STATED TASK: Below are records. Copy every line with "folder" in it.

(Saved data entries)
• • • •

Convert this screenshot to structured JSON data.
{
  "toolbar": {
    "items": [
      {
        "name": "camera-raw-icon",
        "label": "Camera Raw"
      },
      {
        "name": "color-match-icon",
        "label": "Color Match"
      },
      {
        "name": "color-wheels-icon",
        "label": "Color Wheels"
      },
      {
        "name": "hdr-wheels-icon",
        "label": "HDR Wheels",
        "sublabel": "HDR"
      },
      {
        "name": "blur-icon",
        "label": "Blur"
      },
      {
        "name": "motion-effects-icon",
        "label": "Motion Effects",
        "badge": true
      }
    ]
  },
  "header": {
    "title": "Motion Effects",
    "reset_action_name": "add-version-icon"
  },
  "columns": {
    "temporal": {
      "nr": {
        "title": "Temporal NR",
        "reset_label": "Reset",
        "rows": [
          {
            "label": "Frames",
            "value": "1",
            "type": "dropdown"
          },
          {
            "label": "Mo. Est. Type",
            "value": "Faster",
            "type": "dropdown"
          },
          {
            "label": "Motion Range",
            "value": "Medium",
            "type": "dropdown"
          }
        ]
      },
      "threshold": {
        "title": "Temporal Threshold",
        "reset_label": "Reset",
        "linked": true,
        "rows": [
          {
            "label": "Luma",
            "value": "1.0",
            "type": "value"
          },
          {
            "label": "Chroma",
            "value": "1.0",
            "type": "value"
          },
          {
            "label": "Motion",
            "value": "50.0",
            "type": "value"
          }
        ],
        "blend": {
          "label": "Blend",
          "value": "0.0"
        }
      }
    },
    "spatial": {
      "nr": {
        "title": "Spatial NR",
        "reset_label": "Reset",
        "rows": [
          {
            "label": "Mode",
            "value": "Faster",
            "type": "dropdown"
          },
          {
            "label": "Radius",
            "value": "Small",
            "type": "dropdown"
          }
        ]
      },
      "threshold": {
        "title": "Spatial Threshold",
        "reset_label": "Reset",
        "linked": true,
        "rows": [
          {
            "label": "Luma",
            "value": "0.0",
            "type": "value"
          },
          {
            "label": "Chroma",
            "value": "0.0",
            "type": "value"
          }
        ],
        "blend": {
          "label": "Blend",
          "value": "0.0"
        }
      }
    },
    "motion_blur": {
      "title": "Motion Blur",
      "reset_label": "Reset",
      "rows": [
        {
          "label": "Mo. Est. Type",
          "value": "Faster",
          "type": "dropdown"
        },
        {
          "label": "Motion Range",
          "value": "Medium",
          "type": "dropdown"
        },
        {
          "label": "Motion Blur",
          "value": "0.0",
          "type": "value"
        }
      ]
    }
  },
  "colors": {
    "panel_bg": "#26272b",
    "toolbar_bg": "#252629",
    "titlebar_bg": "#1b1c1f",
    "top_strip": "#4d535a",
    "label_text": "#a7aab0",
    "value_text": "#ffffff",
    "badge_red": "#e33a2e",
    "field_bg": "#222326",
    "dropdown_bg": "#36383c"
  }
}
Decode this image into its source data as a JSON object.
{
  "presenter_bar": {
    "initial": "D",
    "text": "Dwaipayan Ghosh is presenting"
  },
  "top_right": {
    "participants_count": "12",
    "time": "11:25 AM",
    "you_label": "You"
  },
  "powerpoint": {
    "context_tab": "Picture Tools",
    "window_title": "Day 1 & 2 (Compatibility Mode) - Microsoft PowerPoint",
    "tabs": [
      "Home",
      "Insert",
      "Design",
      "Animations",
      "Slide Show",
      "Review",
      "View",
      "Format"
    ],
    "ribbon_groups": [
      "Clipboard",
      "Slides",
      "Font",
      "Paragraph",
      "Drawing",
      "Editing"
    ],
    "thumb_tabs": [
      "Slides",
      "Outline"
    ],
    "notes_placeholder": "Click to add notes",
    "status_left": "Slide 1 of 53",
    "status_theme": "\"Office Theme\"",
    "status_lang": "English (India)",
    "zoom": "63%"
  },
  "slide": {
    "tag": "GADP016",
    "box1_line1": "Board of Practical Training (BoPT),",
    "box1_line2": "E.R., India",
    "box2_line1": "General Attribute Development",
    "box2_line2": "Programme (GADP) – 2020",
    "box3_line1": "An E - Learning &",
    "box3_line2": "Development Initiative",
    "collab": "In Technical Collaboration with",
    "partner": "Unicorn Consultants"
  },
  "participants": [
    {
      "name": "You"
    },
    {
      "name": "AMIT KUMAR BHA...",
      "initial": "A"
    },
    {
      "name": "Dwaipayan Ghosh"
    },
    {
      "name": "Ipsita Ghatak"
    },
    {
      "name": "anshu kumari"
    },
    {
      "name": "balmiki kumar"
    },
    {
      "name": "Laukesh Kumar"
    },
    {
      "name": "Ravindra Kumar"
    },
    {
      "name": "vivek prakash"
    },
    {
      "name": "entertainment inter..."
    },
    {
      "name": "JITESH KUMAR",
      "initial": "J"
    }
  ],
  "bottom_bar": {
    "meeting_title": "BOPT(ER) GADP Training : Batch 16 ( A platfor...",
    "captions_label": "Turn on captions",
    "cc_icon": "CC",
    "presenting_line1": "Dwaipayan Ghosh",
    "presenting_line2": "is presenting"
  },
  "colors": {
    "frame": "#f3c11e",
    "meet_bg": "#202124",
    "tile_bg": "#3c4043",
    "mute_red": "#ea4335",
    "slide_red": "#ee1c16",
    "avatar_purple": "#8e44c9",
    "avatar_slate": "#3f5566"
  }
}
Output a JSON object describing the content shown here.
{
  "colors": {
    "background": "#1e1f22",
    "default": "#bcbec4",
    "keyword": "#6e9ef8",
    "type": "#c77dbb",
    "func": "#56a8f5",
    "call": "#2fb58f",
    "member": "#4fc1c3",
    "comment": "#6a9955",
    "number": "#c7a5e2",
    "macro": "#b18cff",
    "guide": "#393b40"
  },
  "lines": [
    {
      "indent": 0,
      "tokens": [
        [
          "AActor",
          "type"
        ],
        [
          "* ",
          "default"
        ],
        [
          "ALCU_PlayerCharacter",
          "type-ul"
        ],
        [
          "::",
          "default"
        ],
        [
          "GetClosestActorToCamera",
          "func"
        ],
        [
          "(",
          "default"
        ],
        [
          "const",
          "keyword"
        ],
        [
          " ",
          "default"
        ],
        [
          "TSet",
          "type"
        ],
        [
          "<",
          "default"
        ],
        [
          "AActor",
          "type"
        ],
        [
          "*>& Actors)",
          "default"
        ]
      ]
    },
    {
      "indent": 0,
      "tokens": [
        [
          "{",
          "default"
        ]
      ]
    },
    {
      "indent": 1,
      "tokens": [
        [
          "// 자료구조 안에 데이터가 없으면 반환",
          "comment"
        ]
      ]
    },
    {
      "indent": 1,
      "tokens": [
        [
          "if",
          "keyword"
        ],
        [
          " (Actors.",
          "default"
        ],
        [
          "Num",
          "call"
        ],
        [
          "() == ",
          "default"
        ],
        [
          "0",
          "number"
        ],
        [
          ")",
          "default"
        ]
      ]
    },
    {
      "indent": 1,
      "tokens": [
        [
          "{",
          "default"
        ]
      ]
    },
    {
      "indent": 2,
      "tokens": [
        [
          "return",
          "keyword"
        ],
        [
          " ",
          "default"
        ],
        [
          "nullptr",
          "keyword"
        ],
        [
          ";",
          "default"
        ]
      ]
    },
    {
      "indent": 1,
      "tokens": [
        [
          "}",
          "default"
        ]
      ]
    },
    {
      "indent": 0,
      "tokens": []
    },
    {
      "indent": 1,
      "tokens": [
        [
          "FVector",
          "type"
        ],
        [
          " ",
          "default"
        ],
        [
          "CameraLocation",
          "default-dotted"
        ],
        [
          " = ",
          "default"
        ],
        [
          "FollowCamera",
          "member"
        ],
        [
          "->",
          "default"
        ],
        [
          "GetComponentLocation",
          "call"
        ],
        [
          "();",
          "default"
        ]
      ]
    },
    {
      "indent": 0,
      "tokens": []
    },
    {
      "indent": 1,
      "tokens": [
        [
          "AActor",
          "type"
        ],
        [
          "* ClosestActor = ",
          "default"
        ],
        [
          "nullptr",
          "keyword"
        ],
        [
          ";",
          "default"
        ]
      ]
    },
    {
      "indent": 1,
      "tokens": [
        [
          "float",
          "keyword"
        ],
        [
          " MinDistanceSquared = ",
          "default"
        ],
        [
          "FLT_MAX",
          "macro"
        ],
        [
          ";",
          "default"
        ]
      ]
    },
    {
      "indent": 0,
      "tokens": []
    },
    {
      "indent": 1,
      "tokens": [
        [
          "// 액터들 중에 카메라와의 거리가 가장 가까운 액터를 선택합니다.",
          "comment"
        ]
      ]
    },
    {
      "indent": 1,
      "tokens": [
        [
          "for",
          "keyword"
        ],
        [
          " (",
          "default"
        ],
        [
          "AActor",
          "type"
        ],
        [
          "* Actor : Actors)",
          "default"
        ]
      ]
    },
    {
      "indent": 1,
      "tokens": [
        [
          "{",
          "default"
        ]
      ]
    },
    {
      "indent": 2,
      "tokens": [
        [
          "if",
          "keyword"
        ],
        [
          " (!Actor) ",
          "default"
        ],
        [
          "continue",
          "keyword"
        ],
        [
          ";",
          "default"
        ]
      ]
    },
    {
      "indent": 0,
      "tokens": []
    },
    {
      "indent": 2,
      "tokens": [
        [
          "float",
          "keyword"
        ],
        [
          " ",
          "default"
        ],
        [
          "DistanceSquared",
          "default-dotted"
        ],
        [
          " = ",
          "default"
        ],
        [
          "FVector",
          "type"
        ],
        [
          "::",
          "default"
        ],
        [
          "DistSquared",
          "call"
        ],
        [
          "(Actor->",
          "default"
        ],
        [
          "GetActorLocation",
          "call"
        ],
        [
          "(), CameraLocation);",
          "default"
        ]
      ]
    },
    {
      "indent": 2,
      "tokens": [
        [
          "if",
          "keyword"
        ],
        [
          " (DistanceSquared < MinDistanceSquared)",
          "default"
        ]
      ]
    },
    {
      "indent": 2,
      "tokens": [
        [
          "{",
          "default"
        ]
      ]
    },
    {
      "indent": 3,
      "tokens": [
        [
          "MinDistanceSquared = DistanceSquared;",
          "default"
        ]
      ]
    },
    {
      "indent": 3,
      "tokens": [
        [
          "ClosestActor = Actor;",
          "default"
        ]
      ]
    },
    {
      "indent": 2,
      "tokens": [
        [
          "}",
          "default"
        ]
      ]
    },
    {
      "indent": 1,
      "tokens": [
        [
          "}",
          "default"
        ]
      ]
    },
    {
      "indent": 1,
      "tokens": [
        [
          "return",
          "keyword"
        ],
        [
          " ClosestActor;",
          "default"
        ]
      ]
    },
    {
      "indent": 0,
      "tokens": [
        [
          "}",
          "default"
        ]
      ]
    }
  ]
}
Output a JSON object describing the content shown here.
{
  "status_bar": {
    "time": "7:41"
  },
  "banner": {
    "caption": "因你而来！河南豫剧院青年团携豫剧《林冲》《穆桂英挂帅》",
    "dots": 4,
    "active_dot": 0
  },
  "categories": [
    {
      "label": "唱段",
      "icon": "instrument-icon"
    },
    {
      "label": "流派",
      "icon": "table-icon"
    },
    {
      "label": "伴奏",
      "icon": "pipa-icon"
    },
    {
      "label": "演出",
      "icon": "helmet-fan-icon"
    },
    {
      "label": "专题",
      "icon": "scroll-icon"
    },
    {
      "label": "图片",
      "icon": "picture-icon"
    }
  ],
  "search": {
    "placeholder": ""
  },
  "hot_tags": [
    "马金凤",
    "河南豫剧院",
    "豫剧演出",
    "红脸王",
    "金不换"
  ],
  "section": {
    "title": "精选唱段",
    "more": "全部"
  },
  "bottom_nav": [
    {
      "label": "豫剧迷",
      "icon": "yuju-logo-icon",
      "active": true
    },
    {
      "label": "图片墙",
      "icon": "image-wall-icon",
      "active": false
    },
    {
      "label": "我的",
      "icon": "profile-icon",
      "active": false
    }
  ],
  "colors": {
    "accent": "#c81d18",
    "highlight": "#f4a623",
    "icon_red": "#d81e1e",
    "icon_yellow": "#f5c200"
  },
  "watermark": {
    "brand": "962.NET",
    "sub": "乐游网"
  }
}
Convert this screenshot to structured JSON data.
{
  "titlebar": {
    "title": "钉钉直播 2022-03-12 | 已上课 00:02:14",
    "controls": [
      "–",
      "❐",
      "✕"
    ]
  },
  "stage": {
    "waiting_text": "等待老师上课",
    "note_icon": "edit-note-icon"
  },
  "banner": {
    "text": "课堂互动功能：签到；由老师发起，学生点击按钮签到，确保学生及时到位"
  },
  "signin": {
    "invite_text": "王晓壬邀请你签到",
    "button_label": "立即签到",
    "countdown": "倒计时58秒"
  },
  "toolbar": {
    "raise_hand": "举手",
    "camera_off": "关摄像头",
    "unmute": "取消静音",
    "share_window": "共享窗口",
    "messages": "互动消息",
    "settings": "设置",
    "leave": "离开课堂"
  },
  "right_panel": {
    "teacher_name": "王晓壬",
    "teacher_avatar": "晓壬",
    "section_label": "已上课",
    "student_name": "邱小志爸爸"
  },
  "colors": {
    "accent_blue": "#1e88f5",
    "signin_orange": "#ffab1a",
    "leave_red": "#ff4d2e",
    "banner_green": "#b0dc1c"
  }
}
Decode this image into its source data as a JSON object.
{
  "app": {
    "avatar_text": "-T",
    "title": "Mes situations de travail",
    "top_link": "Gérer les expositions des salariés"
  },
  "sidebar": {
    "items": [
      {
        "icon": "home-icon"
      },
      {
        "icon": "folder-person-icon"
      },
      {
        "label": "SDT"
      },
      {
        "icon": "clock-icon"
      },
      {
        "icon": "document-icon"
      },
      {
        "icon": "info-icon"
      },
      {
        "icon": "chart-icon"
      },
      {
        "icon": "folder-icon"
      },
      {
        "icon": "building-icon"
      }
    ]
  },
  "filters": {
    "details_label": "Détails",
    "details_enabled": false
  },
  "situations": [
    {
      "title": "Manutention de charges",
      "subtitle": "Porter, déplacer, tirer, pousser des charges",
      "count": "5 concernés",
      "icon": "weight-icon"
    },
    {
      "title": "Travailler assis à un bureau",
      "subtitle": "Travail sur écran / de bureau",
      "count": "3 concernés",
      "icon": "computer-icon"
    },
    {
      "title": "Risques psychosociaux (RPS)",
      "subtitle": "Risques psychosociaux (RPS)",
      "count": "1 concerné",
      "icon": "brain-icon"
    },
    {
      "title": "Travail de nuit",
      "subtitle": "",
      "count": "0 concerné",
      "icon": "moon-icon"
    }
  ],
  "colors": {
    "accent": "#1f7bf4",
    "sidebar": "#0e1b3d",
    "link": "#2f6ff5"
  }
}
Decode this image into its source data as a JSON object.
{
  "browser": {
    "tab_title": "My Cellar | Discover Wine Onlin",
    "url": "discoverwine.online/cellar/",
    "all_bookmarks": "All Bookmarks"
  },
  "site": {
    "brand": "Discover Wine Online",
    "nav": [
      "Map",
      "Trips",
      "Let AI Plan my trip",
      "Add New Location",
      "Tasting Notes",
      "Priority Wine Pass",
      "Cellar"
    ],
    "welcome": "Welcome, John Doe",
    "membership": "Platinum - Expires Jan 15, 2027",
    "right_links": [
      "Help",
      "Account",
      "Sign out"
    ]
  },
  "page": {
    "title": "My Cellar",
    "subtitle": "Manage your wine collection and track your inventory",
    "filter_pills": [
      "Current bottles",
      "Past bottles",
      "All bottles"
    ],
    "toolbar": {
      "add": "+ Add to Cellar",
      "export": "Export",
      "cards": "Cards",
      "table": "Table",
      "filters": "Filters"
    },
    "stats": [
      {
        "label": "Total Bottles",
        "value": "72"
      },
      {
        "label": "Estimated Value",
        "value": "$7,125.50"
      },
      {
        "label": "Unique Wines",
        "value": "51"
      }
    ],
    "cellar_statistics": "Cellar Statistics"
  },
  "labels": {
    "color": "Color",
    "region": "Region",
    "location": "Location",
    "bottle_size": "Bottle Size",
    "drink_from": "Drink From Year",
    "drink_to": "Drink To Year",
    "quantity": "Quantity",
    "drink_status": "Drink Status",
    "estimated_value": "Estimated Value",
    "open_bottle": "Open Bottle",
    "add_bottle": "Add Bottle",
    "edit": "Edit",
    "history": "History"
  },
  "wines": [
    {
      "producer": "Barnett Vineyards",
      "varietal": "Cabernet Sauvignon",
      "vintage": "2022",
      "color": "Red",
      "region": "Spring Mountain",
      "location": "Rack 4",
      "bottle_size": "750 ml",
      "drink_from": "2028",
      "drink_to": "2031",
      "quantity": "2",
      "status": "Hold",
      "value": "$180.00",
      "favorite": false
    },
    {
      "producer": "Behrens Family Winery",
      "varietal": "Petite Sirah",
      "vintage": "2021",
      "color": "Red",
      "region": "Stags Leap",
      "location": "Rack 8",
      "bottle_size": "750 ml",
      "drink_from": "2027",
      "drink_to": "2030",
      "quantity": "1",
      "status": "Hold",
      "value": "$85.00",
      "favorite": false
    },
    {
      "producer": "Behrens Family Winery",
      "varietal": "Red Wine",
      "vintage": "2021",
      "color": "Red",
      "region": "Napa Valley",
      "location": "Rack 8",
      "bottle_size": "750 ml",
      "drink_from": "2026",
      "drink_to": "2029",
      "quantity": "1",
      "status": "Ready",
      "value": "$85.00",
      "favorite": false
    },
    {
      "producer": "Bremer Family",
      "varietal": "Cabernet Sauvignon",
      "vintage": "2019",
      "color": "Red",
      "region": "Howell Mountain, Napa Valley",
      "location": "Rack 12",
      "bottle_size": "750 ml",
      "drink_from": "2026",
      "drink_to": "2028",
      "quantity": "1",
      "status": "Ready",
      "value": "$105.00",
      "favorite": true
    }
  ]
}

• • • •

EXERCISE OUTPUT:
        "icon": "folder-person-icon"
        "icon": "folder-icon"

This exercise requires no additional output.